- Что нужно сделать
1) В какой московской гостинице Г.А. однажды жил одновременно с несколькими сотрудниками, если верить отрывку о нём?
2) Подхватите отрывок воспоминаний о Г.А. и продолжите его сразу после последнего предложения.

- Отрывок из текста
▬▬▬

Я заметил ему, что это, как правило,  удел большинства творческих коллективов, и привёл в качестве примера  практику поведения неоднократного лауреата Сталинских премий, генерального конструктора скорострельных авиационных пулемётов (ШКАС), некоего Шпитального, который после каждого запуска в серию новой модели без сожаления  покидал  свой коллектив, и для разработки следующего  изделия всякий раз  набирал  «с нуля»  новое КБ.
Г.А. ответил, что, если  бы  он  сам был помоложе, и была  на то его воля, то обязательно поступал  точно так же.
Впоследствии, по разному поводу сталкиваясь с чьей-то недостаточной заинтересованностью в работе, он не раз возвращался к этой, не покидавшей его мысли.
- Нет, прав был твой знаменитый «пулемётчик». Как ты говоришь его фамилия?
*
Органически  не любил подхалимов. Что, правда то, правда. Особенно тех, кто страдал этим  без очевидной надобности, а  просто в силу внутренней к этому склонности.
Однажды ему случилось  проживать в московской гостинице «Киевская» одновременно с несколькими нашими сотрудниками из разных отделов. По вечерам они захаживали к нему в номер  обговорить кое-какие свои вопросы, пользуясь тем, что в командировке он, естественно, был более доступен.
Все они знали, что при этом были исключены традиционные, даже самые безобидные  подношения. 
*
Г.А .и без того был достаточно демократичен. Если он, к примеру, заставал в гостиничном буфете сотрудников, то никогда  не отказывался от предложения подсесть к общему столу, но при этом, покидая его, никогда не забывал заплатить за всё то, что съел или выпил.

▬▬▬

- Исходные данные
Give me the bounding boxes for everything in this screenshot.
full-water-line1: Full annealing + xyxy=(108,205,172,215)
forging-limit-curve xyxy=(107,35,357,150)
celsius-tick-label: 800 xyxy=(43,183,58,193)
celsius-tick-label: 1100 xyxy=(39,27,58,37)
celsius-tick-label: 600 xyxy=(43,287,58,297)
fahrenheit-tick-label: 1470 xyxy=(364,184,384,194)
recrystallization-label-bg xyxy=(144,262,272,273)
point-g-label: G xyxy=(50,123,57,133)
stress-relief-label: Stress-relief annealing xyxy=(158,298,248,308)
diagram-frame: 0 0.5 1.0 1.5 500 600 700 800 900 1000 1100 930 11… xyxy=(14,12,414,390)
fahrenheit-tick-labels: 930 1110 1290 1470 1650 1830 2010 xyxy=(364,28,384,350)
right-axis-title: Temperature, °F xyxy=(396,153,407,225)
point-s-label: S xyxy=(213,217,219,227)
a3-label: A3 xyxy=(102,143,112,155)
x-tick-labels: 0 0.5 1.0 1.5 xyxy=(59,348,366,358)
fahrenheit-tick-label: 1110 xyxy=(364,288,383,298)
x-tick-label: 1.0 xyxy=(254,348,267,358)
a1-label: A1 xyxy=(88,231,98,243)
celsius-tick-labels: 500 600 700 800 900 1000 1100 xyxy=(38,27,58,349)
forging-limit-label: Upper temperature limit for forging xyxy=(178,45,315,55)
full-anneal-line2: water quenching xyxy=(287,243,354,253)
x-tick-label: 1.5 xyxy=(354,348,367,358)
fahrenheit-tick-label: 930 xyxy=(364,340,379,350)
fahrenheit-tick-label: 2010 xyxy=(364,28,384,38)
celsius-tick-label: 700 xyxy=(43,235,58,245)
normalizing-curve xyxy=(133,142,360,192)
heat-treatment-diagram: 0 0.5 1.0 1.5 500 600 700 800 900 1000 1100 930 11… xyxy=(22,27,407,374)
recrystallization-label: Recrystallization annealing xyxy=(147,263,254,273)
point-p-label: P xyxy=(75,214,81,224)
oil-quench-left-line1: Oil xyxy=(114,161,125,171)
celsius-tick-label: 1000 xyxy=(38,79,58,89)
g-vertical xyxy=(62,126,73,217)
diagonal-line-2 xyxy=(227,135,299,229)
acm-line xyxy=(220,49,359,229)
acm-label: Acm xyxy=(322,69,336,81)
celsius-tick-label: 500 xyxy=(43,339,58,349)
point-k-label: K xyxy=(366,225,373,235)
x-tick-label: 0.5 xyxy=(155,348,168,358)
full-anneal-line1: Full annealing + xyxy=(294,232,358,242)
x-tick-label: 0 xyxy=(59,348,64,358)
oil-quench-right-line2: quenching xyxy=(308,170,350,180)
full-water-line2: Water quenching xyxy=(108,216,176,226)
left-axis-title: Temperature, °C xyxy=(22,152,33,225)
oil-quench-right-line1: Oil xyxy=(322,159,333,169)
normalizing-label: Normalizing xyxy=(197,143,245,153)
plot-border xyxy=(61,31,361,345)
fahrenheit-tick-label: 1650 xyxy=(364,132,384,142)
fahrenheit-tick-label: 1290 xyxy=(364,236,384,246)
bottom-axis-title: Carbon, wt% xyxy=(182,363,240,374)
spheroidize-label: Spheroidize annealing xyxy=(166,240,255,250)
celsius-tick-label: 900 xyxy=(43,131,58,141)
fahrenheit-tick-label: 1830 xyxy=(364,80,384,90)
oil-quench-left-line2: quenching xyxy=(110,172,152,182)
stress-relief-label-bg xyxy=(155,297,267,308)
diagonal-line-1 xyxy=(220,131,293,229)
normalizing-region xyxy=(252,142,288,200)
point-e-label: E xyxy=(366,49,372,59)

▬▬▬

- Ответы к задачам
1) В гостинице «Киевская».

2)
*
Не знал всего этого недавно работающий у нас  некто Айолло.
Избрав завуалированную форму подарка, он в нашем присутствии предложил Симоняну достать ему по своей цене вошедшие в моду безразмерные, в яркую полоску импортные носки.
- И много ли ты их можешь достать? - спросил Г.А., прекрасно понимая, что импорт в те времена   можно было  приобрести только по спекулятивной цене.
- Сколько угодно, - ответил Айолло с готовностью, обрадовавшись начальническому интересу к его предложению.
- В таком случае, отчего тебе не достать их также и своим  товарищам, - указал он на присутствующих, - они ведь тоже  не отказались бы приобрести их по своей цене.
Деваться было некуда, и незадачливый угодник вынужден был на следующий день  накупить себе в убыток заказанные нами  носки у спекулянтов, не  смея признаться в том, что никакими нужными для этого  связями он в Москве не располагал.  Сам же Симонян, проучивший  подхалима, от добытых  им   носок отказался, сославшись на то, что их вызывающая расцветка в его возрасте неуместна. 
*
Безусловно,  он  относился к людям, о которых говорят, что они сделали себя сами. Обязанный в своих успехах главным образом  своим деловым качествам, он до конца жизни так и не научился, что называется, ни брать, ни давать «на лапу», чтобы продвинуть какой-либо неправомерный вопрос. Ему легче было взять на себя любые дополнительные производственные обязательства, чем, к примеру, просто   устроиться в гостиницу, невзирая на плакат: «Свободных мест нет».
Для этой цели ему служили те, кто  не вылезал из командировок и поднаторел  в  обращении с гостиничными администраторшами.
Когда возникала такая необходимость, кто-нибудь из нас, будучи в Москве,  получал просьбу встретить и устроить Г.А., причём желательно в одну из центральных гостиниц, поближе к нашему министерству.
*
Однажды получив такую телеграмму, я привёз Г.А в гостиницу «Националь» в двух шагах от министерства и предложил ему занять более чем скромный номер в мансарде с надтреснутой умывальной  раковиной. Она не протекала, но была покрыта паутиной заклеенных  трещин и, поскольку, как вся утварь этой старинной гостиницы, относилась к антиквариату, то подлежала охране, но никак не  замене. 
Это Г.А.  не очень понравилось,  и он согласился занять номер  с явной неохотой.  А потом, встретив меня в министерстве, с изумлением поведал, что по причине внезапного и обширного заезда иностранцев всех соотечественников, кроме него, из гостиницы выставили, и  подивился при этом могуществу моего   блата.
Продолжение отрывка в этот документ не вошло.